WRITTEN TASK
Pictures within the data are to be left out; everything else must be reproduced exactly.

DATA TO USE
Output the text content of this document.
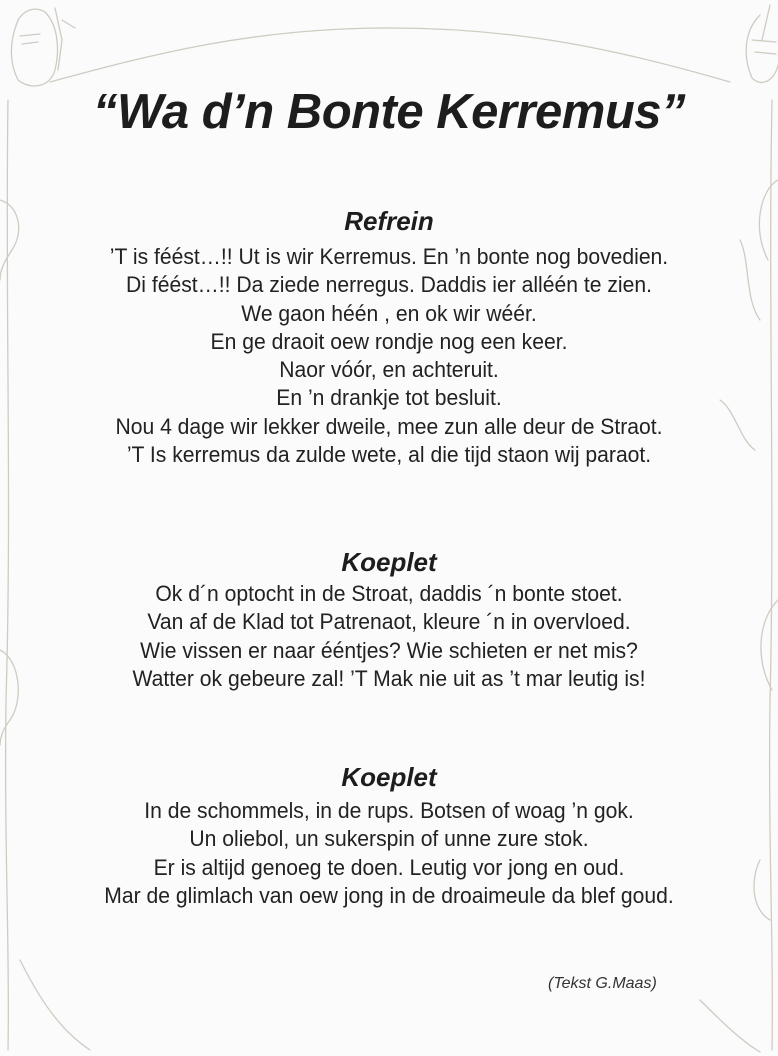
“Wa d’n Bonte Kerremus”
Refrein
’T is féést…!! Ut is wir Kerremus. En ’n bonte nog bovedien.
Di féést…!! Da ziede nerregus. Daddis ier alléén te zien.
We gaon héén , en ok wir wéér.
En ge draoit oew rondje nog een keer.
Naor vóór, en achteruit.
En ’n drankje tot besluit.
Nou 4 dage wir lekker dweile, mee zun alle deur de Straot.
’T Is kerremus da zulde wete, al die tijd staon wij paraot.
Koeplet
Ok d´n optocht in de Stroat, daddis ´n bonte stoet.
Van af de Klad tot Patrenaot, kleure ´n in overvloed.
Wie vissen er naar ééntjes? Wie schieten er net mis?
Watter ok gebeure zal! ’T Mak nie uit as ’t mar leutig is!
Koeplet
In de schommels, in de rups. Botsen of woag ’n gok.
Un oliebol, un sukerspin of unne zure stok.
Er is altijd genoeg te doen. Leutig vor jong en oud.
Mar de glimlach van oew jong in de droaimeule da blef goud.
(Tekst G.Maas)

SOLVED PROBLEM
Output the text content of this document.
“Wa d’n Bonte Kerremus”
Refrein
’T is féést…!! Ut is wir Kerremus. En ’n bonte nog bovedien.
Di féést…!! Da ziede nerregus. Daddis ier alléén te zien.
We gaon héén , en ok wir wéér.
En ge draoit oew rondje nog een keer.
Naor vóór, en achteruit.
En ’n drankje tot besluit.
Nou 4 dage wir lekker dweile, mee zun alle deur de Straot.
’T Is kerremus da zulde wete, al die tijd staon wij paraot.
Koeplet
Ok d´n optocht in de Stroat, daddis ´n bonte stoet.
Van af de Klad tot Patrenaot, kleure ´n in overvloed.
Wie vissen er naar ééntjes? Wie schieten er net mis?
Watter ok gebeure zal! ’T Mak nie uit as ’t mar leutig is!
Koeplet
In de schommels, in de rups. Botsen of woag ’n gok.
Un oliebol, un sukerspin of unne zure stok.
Er is altijd genoeg te doen. Leutig vor jong en oud.
Mar de glimlach van oew jong in de droaimeule da blef goud.
(Tekst G.Maas)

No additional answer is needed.